# [WHAT IS EXPECTED]
Pick out every line in the data below that holds "Penggalang".

----------

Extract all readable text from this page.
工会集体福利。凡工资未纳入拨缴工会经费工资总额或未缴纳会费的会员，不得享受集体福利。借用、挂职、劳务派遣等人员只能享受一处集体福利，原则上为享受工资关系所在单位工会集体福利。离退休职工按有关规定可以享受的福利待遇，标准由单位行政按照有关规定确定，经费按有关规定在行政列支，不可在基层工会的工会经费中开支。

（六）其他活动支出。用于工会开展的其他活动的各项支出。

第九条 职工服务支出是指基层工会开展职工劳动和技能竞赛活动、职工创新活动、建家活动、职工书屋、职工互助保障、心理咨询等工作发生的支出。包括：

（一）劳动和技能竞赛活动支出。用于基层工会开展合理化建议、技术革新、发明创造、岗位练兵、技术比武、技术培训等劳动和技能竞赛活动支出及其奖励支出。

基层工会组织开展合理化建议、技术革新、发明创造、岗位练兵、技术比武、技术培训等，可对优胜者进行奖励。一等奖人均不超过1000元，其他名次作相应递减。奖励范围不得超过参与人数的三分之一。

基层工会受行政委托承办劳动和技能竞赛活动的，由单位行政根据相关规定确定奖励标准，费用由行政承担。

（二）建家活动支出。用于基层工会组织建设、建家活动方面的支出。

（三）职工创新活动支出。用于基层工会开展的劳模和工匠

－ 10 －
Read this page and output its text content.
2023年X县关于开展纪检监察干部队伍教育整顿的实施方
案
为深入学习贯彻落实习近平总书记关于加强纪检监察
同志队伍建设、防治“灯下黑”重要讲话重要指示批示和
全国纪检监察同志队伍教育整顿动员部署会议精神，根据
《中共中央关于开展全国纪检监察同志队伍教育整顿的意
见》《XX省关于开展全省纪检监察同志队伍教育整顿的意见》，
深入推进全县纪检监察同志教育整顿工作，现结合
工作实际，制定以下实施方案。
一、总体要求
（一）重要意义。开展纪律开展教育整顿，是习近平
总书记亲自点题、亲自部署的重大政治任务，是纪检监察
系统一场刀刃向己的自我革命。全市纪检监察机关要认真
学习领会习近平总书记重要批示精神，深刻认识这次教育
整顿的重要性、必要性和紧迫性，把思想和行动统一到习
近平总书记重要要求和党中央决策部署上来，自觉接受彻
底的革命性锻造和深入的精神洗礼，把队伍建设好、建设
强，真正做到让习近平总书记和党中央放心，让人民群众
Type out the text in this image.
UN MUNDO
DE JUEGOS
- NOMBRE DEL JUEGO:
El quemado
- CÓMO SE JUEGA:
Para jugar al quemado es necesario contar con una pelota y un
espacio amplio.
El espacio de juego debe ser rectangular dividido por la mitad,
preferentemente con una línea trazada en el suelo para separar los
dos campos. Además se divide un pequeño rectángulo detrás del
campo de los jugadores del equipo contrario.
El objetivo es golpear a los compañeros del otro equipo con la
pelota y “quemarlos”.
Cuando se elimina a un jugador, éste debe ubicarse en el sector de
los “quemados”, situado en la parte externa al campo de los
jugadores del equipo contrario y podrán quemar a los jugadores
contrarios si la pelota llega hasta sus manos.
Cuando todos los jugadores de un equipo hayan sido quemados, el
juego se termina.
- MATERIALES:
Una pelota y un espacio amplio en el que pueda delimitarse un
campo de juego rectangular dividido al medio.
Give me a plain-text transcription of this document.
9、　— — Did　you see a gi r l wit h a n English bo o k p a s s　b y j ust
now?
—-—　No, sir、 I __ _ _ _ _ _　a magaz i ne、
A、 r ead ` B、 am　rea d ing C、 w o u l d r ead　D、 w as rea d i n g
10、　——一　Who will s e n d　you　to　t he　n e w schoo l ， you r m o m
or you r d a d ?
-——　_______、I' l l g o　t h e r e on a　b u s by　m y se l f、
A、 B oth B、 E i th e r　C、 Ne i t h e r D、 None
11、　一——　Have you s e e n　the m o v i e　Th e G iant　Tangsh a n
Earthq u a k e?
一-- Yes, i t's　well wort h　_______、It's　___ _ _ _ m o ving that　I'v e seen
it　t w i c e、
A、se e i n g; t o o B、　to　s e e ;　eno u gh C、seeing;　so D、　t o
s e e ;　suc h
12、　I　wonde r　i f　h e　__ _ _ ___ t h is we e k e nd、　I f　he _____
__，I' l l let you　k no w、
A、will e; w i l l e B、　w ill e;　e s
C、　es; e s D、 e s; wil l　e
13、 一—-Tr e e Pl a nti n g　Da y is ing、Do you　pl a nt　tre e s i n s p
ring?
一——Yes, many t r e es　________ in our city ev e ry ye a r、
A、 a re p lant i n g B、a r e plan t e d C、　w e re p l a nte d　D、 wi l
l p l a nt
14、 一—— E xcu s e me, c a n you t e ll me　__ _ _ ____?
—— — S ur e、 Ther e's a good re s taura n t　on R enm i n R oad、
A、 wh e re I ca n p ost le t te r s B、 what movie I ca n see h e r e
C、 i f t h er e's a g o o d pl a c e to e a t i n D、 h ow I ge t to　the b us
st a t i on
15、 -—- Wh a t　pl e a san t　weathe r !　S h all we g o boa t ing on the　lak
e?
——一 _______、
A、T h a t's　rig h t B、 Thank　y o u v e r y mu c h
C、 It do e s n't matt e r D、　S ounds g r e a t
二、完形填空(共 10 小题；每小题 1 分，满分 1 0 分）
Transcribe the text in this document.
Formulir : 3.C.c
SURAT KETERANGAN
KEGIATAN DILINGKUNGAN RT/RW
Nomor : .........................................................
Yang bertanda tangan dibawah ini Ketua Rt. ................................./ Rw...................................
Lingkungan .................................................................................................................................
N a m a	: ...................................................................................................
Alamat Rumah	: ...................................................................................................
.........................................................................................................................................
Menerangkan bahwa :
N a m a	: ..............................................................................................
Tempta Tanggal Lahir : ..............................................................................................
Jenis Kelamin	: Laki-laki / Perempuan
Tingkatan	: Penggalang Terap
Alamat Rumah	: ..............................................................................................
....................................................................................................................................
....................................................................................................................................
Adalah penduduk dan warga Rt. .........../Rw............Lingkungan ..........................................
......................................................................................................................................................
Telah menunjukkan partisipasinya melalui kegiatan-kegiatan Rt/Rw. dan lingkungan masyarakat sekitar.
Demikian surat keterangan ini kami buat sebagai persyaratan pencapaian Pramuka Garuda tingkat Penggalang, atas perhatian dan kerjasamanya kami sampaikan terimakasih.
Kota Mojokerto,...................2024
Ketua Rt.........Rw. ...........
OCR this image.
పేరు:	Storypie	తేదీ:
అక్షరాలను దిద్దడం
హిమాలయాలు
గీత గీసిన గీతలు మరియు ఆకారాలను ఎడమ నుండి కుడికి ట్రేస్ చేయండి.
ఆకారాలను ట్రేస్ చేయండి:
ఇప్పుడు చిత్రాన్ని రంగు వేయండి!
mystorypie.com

----------

# [SOLVED PROBLEM]
Tingkatan	: Penggalang Terap
Demikian surat keterangan ini kami buat sebagai persyaratan pencapaian Pramuka Garuda tingkat Penggalang, atas perhatian dan kerjasamanya kami sampaikan terimakasih.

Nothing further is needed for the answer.